═══ EXERCISE DATA

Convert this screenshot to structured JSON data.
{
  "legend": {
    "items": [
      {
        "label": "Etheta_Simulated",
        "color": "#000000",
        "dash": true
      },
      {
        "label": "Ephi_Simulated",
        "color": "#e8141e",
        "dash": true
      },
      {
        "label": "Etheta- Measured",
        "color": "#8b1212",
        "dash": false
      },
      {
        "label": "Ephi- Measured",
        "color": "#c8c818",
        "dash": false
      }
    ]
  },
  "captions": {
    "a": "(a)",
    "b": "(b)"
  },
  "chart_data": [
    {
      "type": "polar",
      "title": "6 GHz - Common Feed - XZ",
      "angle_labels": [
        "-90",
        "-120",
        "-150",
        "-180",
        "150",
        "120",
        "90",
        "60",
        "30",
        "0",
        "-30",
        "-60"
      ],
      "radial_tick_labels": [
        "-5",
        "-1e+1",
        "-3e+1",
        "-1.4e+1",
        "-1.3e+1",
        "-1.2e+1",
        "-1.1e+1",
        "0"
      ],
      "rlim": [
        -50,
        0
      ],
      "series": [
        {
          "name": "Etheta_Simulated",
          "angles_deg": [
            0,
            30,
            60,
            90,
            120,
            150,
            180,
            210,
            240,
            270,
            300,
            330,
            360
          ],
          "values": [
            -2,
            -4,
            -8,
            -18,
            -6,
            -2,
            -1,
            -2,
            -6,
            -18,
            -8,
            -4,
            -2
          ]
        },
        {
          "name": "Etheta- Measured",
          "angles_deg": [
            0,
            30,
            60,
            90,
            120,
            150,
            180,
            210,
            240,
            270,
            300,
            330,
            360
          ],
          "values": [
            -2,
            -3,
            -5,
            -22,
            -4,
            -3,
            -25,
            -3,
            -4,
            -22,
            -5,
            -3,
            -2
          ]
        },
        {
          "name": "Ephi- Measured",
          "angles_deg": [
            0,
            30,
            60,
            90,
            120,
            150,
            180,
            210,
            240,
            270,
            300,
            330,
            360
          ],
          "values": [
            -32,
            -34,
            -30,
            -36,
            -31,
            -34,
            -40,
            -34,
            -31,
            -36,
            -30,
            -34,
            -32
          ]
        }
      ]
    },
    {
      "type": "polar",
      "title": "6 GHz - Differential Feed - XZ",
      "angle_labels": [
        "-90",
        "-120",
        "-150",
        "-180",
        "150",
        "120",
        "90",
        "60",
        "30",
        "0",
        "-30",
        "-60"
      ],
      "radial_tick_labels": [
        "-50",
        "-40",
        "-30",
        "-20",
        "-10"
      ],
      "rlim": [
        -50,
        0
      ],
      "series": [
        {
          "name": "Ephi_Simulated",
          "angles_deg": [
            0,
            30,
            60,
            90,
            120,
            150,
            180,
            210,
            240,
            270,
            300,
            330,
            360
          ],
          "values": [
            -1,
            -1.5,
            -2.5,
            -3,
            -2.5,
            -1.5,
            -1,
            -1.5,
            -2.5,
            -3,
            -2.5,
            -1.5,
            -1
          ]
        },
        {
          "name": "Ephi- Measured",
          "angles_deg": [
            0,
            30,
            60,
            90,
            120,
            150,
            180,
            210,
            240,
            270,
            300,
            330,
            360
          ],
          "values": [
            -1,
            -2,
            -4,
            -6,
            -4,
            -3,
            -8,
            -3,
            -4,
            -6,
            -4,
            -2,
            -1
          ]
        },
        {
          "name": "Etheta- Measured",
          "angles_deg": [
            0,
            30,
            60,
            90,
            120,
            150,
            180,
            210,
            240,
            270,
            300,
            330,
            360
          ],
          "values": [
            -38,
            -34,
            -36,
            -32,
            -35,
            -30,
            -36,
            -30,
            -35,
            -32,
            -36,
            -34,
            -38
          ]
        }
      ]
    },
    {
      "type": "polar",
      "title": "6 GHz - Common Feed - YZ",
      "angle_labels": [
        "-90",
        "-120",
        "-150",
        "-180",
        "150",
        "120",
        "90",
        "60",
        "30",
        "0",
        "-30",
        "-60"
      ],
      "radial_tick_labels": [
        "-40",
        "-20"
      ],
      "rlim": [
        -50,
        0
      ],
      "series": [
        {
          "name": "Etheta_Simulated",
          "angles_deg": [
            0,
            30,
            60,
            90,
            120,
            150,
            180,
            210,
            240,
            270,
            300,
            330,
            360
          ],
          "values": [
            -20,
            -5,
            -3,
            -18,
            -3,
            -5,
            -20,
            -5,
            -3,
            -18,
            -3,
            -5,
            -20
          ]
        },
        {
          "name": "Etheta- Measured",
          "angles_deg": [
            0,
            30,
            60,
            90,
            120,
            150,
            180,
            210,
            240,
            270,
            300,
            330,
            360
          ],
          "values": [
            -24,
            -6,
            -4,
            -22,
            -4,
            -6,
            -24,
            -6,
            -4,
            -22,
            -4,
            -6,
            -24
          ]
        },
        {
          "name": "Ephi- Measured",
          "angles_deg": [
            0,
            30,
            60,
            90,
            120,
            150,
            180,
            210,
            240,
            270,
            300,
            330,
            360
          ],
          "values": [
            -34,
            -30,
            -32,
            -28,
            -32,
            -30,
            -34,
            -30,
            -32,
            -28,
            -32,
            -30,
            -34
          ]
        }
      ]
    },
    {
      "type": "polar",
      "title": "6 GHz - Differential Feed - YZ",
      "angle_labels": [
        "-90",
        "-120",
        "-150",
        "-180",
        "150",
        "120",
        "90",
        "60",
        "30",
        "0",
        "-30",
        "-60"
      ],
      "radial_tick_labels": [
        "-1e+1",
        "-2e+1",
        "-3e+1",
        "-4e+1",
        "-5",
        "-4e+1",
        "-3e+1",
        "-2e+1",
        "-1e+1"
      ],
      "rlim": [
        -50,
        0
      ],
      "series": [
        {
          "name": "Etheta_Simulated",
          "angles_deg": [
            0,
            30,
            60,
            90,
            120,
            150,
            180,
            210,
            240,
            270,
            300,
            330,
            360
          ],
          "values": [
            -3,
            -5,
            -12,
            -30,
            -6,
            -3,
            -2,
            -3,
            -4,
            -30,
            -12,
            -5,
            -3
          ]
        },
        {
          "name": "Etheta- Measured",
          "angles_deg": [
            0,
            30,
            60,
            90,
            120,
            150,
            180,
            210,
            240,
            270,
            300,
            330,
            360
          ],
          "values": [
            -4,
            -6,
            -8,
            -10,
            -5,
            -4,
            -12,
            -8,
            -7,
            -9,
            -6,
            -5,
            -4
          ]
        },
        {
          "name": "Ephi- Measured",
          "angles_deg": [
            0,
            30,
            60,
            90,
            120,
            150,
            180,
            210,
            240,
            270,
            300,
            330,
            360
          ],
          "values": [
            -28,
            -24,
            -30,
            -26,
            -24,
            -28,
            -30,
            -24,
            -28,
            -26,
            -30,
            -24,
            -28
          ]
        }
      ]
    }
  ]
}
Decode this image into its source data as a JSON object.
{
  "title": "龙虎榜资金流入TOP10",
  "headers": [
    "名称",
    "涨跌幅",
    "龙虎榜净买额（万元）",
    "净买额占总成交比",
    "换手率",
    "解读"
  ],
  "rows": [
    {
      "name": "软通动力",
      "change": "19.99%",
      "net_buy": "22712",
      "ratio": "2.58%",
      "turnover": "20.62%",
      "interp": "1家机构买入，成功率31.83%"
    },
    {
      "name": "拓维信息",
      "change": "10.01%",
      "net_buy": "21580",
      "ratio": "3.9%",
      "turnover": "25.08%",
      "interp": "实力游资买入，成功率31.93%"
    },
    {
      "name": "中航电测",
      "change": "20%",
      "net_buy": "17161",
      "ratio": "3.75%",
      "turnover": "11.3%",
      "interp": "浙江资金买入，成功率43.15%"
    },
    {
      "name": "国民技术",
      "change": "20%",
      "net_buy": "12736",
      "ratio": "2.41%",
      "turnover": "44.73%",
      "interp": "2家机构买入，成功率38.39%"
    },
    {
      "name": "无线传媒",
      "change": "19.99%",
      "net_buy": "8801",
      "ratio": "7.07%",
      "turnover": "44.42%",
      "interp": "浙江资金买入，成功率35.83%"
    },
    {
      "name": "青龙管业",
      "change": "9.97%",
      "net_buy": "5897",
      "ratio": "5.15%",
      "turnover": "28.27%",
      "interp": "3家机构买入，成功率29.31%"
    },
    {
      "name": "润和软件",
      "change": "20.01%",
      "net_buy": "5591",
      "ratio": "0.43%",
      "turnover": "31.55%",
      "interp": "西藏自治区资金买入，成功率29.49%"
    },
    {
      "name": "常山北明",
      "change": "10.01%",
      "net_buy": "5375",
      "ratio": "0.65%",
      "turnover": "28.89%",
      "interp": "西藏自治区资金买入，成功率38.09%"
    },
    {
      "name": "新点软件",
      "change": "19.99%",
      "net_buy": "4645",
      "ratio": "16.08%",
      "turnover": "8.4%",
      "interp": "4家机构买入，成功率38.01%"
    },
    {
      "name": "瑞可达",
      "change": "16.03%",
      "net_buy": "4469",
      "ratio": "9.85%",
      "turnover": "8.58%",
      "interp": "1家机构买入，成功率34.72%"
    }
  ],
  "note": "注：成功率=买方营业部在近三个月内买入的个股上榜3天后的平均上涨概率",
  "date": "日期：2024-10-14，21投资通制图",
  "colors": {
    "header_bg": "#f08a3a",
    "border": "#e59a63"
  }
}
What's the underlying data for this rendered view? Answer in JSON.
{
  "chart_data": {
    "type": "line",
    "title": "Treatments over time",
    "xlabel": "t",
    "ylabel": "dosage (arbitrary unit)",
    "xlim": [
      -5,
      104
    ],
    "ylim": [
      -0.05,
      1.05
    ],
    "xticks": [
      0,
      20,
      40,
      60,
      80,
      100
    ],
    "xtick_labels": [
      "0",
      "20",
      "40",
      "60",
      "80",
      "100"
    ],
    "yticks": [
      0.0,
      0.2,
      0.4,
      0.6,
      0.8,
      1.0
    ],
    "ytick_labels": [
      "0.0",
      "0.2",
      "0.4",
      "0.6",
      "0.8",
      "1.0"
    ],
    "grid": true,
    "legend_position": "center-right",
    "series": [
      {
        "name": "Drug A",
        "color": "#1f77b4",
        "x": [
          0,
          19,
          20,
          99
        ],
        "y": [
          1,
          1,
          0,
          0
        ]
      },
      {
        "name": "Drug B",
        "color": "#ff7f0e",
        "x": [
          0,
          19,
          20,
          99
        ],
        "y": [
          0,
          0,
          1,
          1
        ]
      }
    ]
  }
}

══════

◆ REQUIREMENT:
Using the listing above, pull out all lines that hold the word "JSON".

◆ RESPONSE TO THIS EXERCISE:
Convert this screenshot to structured JSON data.
Decode this image into its source data as a JSON object.
What's the underlying data for this rendered view? Answer in JSON.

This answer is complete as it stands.